* _Instructions for the task_
Please write out the material below exactly as given.

* _Provided records_
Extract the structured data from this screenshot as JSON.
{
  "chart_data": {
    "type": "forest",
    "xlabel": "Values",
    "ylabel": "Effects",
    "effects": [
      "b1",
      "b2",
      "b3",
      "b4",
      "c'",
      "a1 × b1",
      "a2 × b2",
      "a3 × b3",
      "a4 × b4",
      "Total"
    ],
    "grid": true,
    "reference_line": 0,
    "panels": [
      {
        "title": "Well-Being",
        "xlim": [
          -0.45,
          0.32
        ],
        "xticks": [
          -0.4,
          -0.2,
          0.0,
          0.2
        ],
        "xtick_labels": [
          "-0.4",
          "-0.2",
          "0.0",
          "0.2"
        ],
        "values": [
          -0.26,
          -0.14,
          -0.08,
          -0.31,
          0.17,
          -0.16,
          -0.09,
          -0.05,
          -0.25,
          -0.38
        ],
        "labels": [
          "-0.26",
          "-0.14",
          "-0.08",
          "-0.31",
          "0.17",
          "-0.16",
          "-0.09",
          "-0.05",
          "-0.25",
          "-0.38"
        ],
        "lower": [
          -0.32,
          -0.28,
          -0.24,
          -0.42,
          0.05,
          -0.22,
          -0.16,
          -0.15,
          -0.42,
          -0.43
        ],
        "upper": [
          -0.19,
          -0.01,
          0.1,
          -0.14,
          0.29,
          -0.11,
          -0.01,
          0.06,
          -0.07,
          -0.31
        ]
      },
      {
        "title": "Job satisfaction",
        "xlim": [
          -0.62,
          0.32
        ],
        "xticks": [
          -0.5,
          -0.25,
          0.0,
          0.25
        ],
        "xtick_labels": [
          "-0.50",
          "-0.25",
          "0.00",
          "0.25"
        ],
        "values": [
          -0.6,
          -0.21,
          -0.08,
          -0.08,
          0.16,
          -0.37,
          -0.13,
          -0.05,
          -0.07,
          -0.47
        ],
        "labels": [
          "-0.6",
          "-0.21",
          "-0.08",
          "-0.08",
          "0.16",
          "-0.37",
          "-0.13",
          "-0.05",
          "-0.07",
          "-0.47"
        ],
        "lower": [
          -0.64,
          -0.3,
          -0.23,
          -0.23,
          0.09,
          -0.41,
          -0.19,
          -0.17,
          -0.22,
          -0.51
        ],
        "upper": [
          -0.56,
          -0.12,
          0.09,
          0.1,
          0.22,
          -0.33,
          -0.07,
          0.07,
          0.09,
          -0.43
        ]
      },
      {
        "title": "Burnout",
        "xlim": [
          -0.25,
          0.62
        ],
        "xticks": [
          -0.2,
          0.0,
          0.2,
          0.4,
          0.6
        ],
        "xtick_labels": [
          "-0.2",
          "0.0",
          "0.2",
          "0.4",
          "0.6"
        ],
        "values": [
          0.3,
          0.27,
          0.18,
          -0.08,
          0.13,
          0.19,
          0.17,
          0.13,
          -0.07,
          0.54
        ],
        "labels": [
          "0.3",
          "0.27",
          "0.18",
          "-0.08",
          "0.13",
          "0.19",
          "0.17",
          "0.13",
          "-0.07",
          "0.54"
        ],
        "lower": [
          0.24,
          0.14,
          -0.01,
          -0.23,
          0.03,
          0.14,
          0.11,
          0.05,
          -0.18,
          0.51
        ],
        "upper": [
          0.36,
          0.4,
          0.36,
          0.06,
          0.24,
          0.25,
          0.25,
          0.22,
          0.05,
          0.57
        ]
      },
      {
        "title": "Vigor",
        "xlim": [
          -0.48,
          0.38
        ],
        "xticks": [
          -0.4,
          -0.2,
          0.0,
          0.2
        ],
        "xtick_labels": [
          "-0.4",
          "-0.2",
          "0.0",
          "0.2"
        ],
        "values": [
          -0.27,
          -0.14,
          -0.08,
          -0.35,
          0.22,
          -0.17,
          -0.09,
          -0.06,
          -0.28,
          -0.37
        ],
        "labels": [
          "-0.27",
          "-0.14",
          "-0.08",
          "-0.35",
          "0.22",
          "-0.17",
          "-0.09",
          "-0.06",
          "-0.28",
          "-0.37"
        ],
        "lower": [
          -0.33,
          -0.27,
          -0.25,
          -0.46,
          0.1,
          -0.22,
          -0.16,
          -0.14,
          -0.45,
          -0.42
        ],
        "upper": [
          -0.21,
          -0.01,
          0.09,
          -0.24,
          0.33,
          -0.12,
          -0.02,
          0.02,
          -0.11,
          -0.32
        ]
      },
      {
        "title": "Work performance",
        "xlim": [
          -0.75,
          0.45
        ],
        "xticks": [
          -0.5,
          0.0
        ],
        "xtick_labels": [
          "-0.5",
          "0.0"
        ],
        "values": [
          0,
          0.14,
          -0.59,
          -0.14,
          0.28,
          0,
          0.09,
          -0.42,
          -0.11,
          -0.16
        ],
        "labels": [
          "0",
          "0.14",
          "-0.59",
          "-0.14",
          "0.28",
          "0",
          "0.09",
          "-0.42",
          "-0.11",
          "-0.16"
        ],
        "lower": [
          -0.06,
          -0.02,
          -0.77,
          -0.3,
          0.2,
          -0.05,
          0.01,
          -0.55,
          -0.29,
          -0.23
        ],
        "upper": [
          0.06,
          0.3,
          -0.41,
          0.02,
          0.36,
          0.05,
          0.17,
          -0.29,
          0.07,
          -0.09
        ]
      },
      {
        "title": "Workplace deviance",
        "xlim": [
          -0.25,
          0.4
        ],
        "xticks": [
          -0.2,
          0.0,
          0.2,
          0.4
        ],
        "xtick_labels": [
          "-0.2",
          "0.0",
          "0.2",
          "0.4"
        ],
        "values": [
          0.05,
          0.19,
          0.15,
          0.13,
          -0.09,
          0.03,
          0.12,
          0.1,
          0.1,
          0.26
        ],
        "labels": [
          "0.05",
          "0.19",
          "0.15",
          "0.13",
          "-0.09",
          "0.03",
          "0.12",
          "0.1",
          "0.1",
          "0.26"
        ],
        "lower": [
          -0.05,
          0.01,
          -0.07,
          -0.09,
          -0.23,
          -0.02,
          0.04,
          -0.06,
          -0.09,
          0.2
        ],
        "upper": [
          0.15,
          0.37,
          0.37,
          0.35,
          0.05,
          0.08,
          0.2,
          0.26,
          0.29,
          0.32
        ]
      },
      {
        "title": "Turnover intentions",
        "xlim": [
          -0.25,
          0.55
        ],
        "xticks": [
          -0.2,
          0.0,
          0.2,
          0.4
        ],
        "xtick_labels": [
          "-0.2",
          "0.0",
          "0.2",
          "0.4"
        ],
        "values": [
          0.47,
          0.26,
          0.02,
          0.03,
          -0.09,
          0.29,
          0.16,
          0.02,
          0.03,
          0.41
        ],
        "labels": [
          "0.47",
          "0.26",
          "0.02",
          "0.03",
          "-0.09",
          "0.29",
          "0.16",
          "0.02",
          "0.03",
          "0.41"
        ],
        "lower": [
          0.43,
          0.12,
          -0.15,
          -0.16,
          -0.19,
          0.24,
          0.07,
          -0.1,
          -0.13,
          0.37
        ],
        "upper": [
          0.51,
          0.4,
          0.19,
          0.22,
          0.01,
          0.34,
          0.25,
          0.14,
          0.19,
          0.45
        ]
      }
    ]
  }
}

* _Result of this task_
Extract the structured data from this screenshot as JSON.
{
  "chart_data": {
    "type": "forest",
    "xlabel": "Values",
    "ylabel": "Effects",
    "effects": [
      "b1",
      "b2",
      "b3",
      "b4",
      "c'",
      "a1 × b1",
      "a2 × b2",
      "a3 × b3",
      "a4 × b4",
      "Total"
    ],
    "grid": true,
    "reference_line": 0,
    "panels": [
      {
        "title": "Well-Being",
        "xlim": [
          -0.45,
          0.32
        ],
        "xticks": [
          -0.4,
          -0.2,
          0.0,
          0.2
        ],
        "xtick_labels": [
          "-0.4",
          "-0.2",
          "0.0",
          "0.2"
        ],
        "values": [
          -0.26,
          -0.14,
          -0.08,
          -0.31,
          0.17,
          -0.16,
          -0.09,
          -0.05,
          -0.25,
          -0.38
        ],
        "labels": [
          "-0.26",
          "-0.14",
          "-0.08",
          "-0.31",
          "0.17",
          "-0.16",
          "-0.09",
          "-0.05",
          "-0.25",
          "-0.38"
        ],
        "lower": [
          -0.32,
          -0.28,
          -0.24,
          -0.42,
          0.05,
          -0.22,
          -0.16,
          -0.15,
          -0.42,
          -0.43
        ],
        "upper": [
          -0.19,
          -0.01,
          0.1,
          -0.14,
          0.29,
          -0.11,
          -0.01,
          0.06,
          -0.07,
          -0.31
        ]
      },
      {
        "title": "Job satisfaction",
        "xlim": [
          -0.62,
          0.32
        ],
        "xticks": [
          -0.5,
          -0.25,
          0.0,
          0.25
        ],
        "xtick_labels": [
          "-0.50",
          "-0.25",
          "0.00",
          "0.25"
        ],
        "values": [
          -0.6,
          -0.21,
          -0.08,
          -0.08,
          0.16,
          -0.37,
          -0.13,
          -0.05,
          -0.07,
          -0.47
        ],
        "labels": [
          "-0.6",
          "-0.21",
          "-0.08",
          "-0.08",
          "0.16",
          "-0.37",
          "-0.13",
          "-0.05",
          "-0.07",
          "-0.47"
        ],
        "lower": [
          -0.64,
          -0.3,
          -0.23,
          -0.23,
          0.09,
          -0.41,
          -0.19,
          -0.17,
          -0.22,
          -0.51
        ],
        "upper": [
          -0.56,
          -0.12,
          0.09,
          0.1,
          0.22,
          -0.33,
          -0.07,
          0.07,
          0.09,
          -0.43
        ]
      },
      {
        "title": "Burnout",
        "xlim": [
          -0.25,
          0.62
        ],
        "xticks": [
          -0.2,
          0.0,
          0.2,
          0.4,
          0.6
        ],
        "xtick_labels": [
          "-0.2",
          "0.0",
          "0.2",
          "0.4",
          "0.6"
        ],
        "values": [
          0.3,
          0.27,
          0.18,
          -0.08,
          0.13,
          0.19,
          0.17,
          0.13,
          -0.07,
          0.54
        ],
        "labels": [
          "0.3",
          "0.27",
          "0.18",
          "-0.08",
          "0.13",
          "0.19",
          "0.17",
          "0.13",
          "-0.07",
          "0.54"
        ],
        "lower": [
          0.24,
          0.14,
          -0.01,
          -0.23,
          0.03,
          0.14,
          0.11,
          0.05,
          -0.18,
          0.51
        ],
        "upper": [
          0.36,
          0.4,
          0.36,
          0.06,
          0.24,
          0.25,
          0.25,
          0.22,
          0.05,
          0.57
        ]
      },
      {
        "title": "Vigor",
        "xlim": [
          -0.48,
          0.38
        ],
        "xticks": [
          -0.4,
          -0.2,
          0.0,
          0.2
        ],
        "xtick_labels": [
          "-0.4",
          "-0.2",
          "0.0",
          "0.2"
        ],
        "values": [
          -0.27,
          -0.14,
          -0.08,
          -0.35,
          0.22,
          -0.17,
          -0.09,
          -0.06,
          -0.28,
          -0.37
        ],
        "labels": [
          "-0.27",
          "-0.14",
          "-0.08",
          "-0.35",
          "0.22",
          "-0.17",
          "-0.09",
          "-0.06",
          "-0.28",
          "-0.37"
        ],
        "lower": [
          -0.33,
          -0.27,
          -0.25,
          -0.46,
          0.1,
          -0.22,
          -0.16,
          -0.14,
          -0.45,
          -0.42
        ],
        "upper": [
          -0.21,
          -0.01,
          0.09,
          -0.24,
          0.33,
          -0.12,
          -0.02,
          0.02,
          -0.11,
          -0.32
        ]
      },
      {
        "title": "Work performance",
        "xlim": [
          -0.75,
          0.45
        ],
        "xticks": [
          -0.5,
          0.0
        ],
        "xtick_labels": [
          "-0.5",
          "0.0"
        ],
        "values": [
          0,
          0.14,
          -0.59,
          -0.14,
          0.28,
          0,
          0.09,
          -0.42,
          -0.11,
          -0.16
        ],
        "labels": [
          "0",
          "0.14",
          "-0.59",
          "-0.14",
          "0.28",
          "0",
          "0.09",
          "-0.42",
          "-0.11",
          "-0.16"
        ],
        "lower": [
          -0.06,
          -0.02,
          -0.77,
          -0.3,
          0.2,
          -0.05,
          0.01,
          -0.55,
          -0.29,
          -0.23
        ],
        "upper": [
          0.06,
          0.3,
          -0.41,
          0.02,
          0.36,
          0.05,
          0.17,
          -0.29,
          0.07,
          -0.09
        ]
      },
      {
        "title": "Workplace deviance",
        "xlim": [
          -0.25,
          0.4
        ],
        "xticks": [
          -0.2,
          0.0,
          0.2,
          0.4
        ],
        "xtick_labels": [
          "-0.2",
          "0.0",
          "0.2",
          "0.4"
        ],
        "values": [
          0.05,
          0.19,
          0.15,
          0.13,
          -0.09,
          0.03,
          0.12,
          0.1,
          0.1,
          0.26
        ],
        "labels": [
          "0.05",
          "0.19",
          "0.15",
          "0.13",
          "-0.09",
          "0.03",
          "0.12",
          "0.1",
          "0.1",
          "0.26"
        ],
        "lower": [
          -0.05,
          0.01,
          -0.07,
          -0.09,
          -0.23,
          -0.02,
          0.04,
          -0.06,
          -0.09,
          0.2
        ],
        "upper": [
          0.15,
          0.37,
          0.37,
          0.35,
          0.05,
          0.08,
          0.2,
          0.26,
          0.29,
          0.32
        ]
      },
      {
        "title": "Turnover intentions",
        "xlim": [
          -0.25,
          0.55
        ],
        "xticks": [
          -0.2,
          0.0,
          0.2,
          0.4
        ],
        "xtick_labels": [
          "-0.2",
          "0.0",
          "0.2",
          "0.4"
        ],
        "values": [
          0.47,
          0.26,
          0.02,
          0.03,
          -0.09,
          0.29,
          0.16,
          0.02,
          0.03,
          0.41
        ],
        "labels": [
          "0.47",
          "0.26",
          "0.02",
          "0.03",
          "-0.09",
          "0.29",
          "0.16",
          "0.02",
          "0.03",
          "0.41"
        ],
        "lower": [
          0.43,
          0.12,
          -0.15,
          -0.16,
          -0.19,
          0.24,
          0.07,
          -0.1,
          -0.13,
          0.37
        ],
        "upper": [
          0.51,
          0.4,
          0.19,
          0.22,
          0.01,
          0.34,
          0.25,
          0.14,
          0.19,
          0.45
        ]
      }
    ]
  }
}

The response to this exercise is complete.